The exercise ::
Exactly as they appear, output all of the records. Skip any images.

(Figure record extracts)
☆ ☆ ☆

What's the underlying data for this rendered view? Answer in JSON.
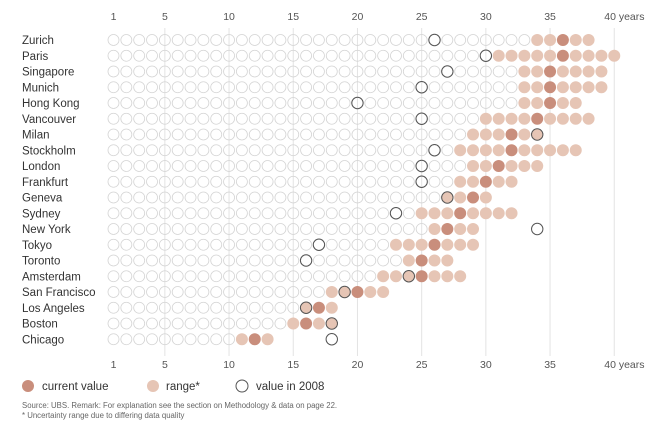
{
  "chart_data": {
    "type": "scatter",
    "x_unit": "years",
    "x_ticks": [
      "1",
      "5",
      "10",
      "15",
      "20",
      "25",
      "30",
      "35",
      "40 years"
    ],
    "x_tick_values": [
      1,
      5,
      10,
      15,
      20,
      25,
      30,
      35,
      40
    ],
    "xlim": [
      1,
      40
    ],
    "grid": true,
    "legend_placement": "bottom-left",
    "legend": {
      "current": "current value",
      "range": "range*",
      "y2008": "value in 2008"
    },
    "colors": {
      "current": "#c98e7c",
      "range": "#e6c5b5",
      "empty_stroke": "#d4d4d4",
      "value_2008_stroke": "#555555",
      "gridline": "#e3e3e3"
    },
    "cities": [
      {
        "name": "Zurich",
        "current": 36,
        "range": [
          34,
          38
        ],
        "y2008": 26
      },
      {
        "name": "Paris",
        "current": 36,
        "range": [
          31,
          40
        ],
        "y2008": 30
      },
      {
        "name": "Singapore",
        "current": 35,
        "range": [
          33,
          39
        ],
        "y2008": 27
      },
      {
        "name": "Munich",
        "current": 35,
        "range": [
          33,
          39
        ],
        "y2008": 25
      },
      {
        "name": "Hong Kong",
        "current": 35,
        "range": [
          33,
          37
        ],
        "y2008": 20
      },
      {
        "name": "Vancouver",
        "current": 34,
        "range": [
          30,
          38
        ],
        "y2008": 25
      },
      {
        "name": "Milan",
        "current": 32,
        "range": [
          29,
          34
        ],
        "y2008": 34
      },
      {
        "name": "Stockholm",
        "current": 32,
        "range": [
          28,
          37
        ],
        "y2008": 26
      },
      {
        "name": "London",
        "current": 31,
        "range": [
          29,
          34
        ],
        "y2008": 25
      },
      {
        "name": "Frankfurt",
        "current": 30,
        "range": [
          28,
          32
        ],
        "y2008": 25
      },
      {
        "name": "Geneva",
        "current": 29,
        "range": [
          27,
          30
        ],
        "y2008": 27
      },
      {
        "name": "Sydney",
        "current": 28,
        "range": [
          25,
          32
        ],
        "y2008": 23
      },
      {
        "name": "New York",
        "current": 27,
        "range": [
          26,
          29
        ],
        "y2008": 34
      },
      {
        "name": "Tokyo",
        "current": 26,
        "range": [
          23,
          29
        ],
        "y2008": 17
      },
      {
        "name": "Toronto",
        "current": 25,
        "range": [
          24,
          27
        ],
        "y2008": 16
      },
      {
        "name": "Amsterdam",
        "current": 25,
        "range": [
          22,
          28
        ],
        "y2008": 24
      },
      {
        "name": "San Francisco",
        "current": 20,
        "range": [
          18,
          22
        ],
        "y2008": 19
      },
      {
        "name": "Los Angeles",
        "current": 17,
        "range": [
          16,
          18
        ],
        "y2008": 16
      },
      {
        "name": "Boston",
        "current": 16,
        "range": [
          15,
          18
        ],
        "y2008": 18
      },
      {
        "name": "Chicago",
        "current": 12,
        "range": [
          11,
          13
        ],
        "y2008": 18
      }
    ]
  },
  "footnote": {
    "source": "Source: UBS. Remark: For explanation see the section on Methodology & data on page 22.",
    "note": "* Uncertainty range due to differing data quality"
  }
}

☆ ☆ ☆

Solved problem ::
What's the underlying data for this rendered view? Answer in JSON.
{
  "chart_data": {
    "type": "scatter",
    "x_unit": "years",
    "x_ticks": [
      "1",
      "5",
      "10",
      "15",
      "20",
      "25",
      "30",
      "35",
      "40 years"
    ],
    "x_tick_values": [
      1,
      5,
      10,
      15,
      20,
      25,
      30,
      35,
      40
    ],
    "xlim": [
      1,
      40
    ],
    "grid": true,
    "legend_placement": "bottom-left",
    "legend": {
      "current": "current value",
      "range": "range*",
      "y2008": "value in 2008"
    },
    "colors": {
      "current": "#c98e7c",
      "range": "#e6c5b5",
      "empty_stroke": "#d4d4d4",
      "value_2008_stroke": "#555555",
      "gridline": "#e3e3e3"
    },
    "cities": [
      {
        "name": "Zurich",
        "current": 36,
        "range": [
          34,
          38
        ],
        "y2008": 26
      },
      {
        "name": "Paris",
        "current": 36,
        "range": [
          31,
          40
        ],
        "y2008": 30
      },
      {
        "name": "Singapore",
        "current": 35,
        "range": [
          33,
          39
        ],
        "y2008": 27
      },
      {
        "name": "Munich",
        "current": 35,
        "range": [
          33,
          39
        ],
        "y2008": 25
      },
      {
        "name": "Hong Kong",
        "current": 35,
        "range": [
          33,
          37
        ],
        "y2008": 20
      },
      {
        "name": "Vancouver",
        "current": 34,
        "range": [
          30,
          38
        ],
        "y2008": 25
      },
      {
        "name": "Milan",
        "current": 32,
        "range": [
          29,
          34
        ],
        "y2008": 34
      },
      {
        "name": "Stockholm",
        "current": 32,
        "range": [
          28,
          37
        ],
        "y2008": 26
      },
      {
        "name": "London",
        "current": 31,
        "range": [
          29,
          34
        ],
        "y2008": 25
      },
      {
        "name": "Frankfurt",
        "current": 30,
        "range": [
          28,
          32
        ],
        "y2008": 25
      },
      {
        "name": "Geneva",
        "current": 29,
        "range": [
          27,
          30
        ],
        "y2008": 27
      },
      {
        "name": "Sydney",
        "current": 28,
        "range": [
          25,
          32
        ],
        "y2008": 23
      },
      {
        "name": "New York",
        "current": 27,
        "range": [
          26,
          29
        ],
        "y2008": 34
      },
      {
        "name": "Tokyo",
        "current": 26,
        "range": [
          23,
          29
        ],
        "y2008": 17
      },
      {
        "name": "Toronto",
        "current": 25,
        "range": [
          24,
          27
        ],
        "y2008": 16
      },
      {
        "name": "Amsterdam",
        "current": 25,
        "range": [
          22,
          28
        ],
        "y2008": 24
      },
      {
        "name": "San Francisco",
        "current": 20,
        "range": [
          18,
          22
        ],
        "y2008": 19
      },
      {
        "name": "Los Angeles",
        "current": 17,
        "range": [
          16,
          18
        ],
        "y2008": 16
      },
      {
        "name": "Boston",
        "current": 16,
        "range": [
          15,
          18
        ],
        "y2008": 18
      },
      {
        "name": "Chicago",
        "current": 12,
        "range": [
          11,
          13
        ],
        "y2008": 18
      }
    ]
  },
  "footnote": {
    "source": "Source: UBS. Remark: For explanation see the section on Methodology & data on page 22.",
    "note": "* Uncertainty range due to differing data quality"
  }
}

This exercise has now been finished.